■ **Supplied passage**
+ + + + + + +

Theoretical depiction of an ANGC agent.

Some key features of ANGC include:

  1. Unlike classical DQN, ANGC will stay near the goal state and does not empirically suffer from stability issues.
  2. ANGC does not require the design of a dense reward function (or reward engineering to replace a sparse reward function, which is a common practice in RL). This means that ANGC agents can work with sparse rewards, as shown in our repo.

Requirements

Our implementation is easy to follow and, with knowledge of basic linear algebra, one can decode the inner workings of ANGC. Please consult our paper for general details on mechanics and experiments conducted at the time. In this framework, we have provided simple modules; thus making it very convenient to extend our framework.

To run the code, you should only need the following basic packages:

  1. Jax (version >= 0.4.18)
  2. Numpy
  3. Matplotlib
  4. Python (version >=3.11.4)
  5. Gymnasium (version >= 0.29.1)

+ + + + + + +

■ **Given task 1**
Answer from the ANGC description:
(a) What kind of reward function does ANGC not require designing?
(b) What is the minimum Python version listed?
(c) What is the minimum Jax version listed?

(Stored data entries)
+ + + + + + +

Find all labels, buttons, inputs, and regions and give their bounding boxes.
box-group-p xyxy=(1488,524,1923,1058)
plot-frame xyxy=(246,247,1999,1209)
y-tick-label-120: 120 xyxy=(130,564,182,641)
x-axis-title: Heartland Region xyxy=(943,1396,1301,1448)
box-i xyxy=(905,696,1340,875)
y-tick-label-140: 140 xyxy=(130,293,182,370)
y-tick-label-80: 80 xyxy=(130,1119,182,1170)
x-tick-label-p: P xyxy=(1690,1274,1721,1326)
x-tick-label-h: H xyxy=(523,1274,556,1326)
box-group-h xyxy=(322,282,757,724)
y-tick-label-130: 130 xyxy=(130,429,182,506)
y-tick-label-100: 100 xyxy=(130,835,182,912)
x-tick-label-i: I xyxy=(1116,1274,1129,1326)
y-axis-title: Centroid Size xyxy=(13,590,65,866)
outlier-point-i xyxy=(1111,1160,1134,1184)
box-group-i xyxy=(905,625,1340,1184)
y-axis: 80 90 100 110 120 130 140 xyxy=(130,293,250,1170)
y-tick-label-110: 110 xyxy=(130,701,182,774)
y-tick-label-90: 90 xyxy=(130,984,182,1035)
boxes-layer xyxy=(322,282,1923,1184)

+ + + + + + +

■ **Given task 2**
Reproduce every line of the stored data entries above exactly as given, without changes.

■ **Reply 1**
(a) A dense reward function.
(b) Python 3.11.4.
(c) Jax 0.4.18.

■ **Reply 2**
Find all labels, buttons, inputs, and regions and give their bounding boxes.
box-group-p xyxy=(1488,524,1923,1058)
plot-frame xyxy=(246,247,1999,1209)
y-tick-label-120: 120 xyxy=(130,564,182,641)
x-axis-title: Heartland Region xyxy=(943,1396,1301,1448)
box-i xyxy=(905,696,1340,875)
y-tick-label-140: 140 xyxy=(130,293,182,370)
y-tick-label-80: 80 xyxy=(130,1119,182,1170)
x-tick-label-p: P xyxy=(1690,1274,1721,1326)
x-tick-label-h: H xyxy=(523,1274,556,1326)
box-group-h xyxy=(322,282,757,724)
y-tick-label-130: 130 xyxy=(130,429,182,506)
y-tick-label-100: 100 xyxy=(130,835,182,912)
x-tick-label-i: I xyxy=(1116,1274,1129,1326)
y-axis-title: Centroid Size xyxy=(13,590,65,866)
outlier-point-i xyxy=(1111,1160,1134,1184)
box-group-i xyxy=(905,625,1340,1184)
y-axis: 80 90 100 110 120 130 140 xyxy=(130,293,250,1170)
y-tick-label-110: 110 xyxy=(130,701,182,774)
y-tick-label-90: 90 xyxy=(130,984,182,1035)
boxes-layer xyxy=(322,282,1923,1184)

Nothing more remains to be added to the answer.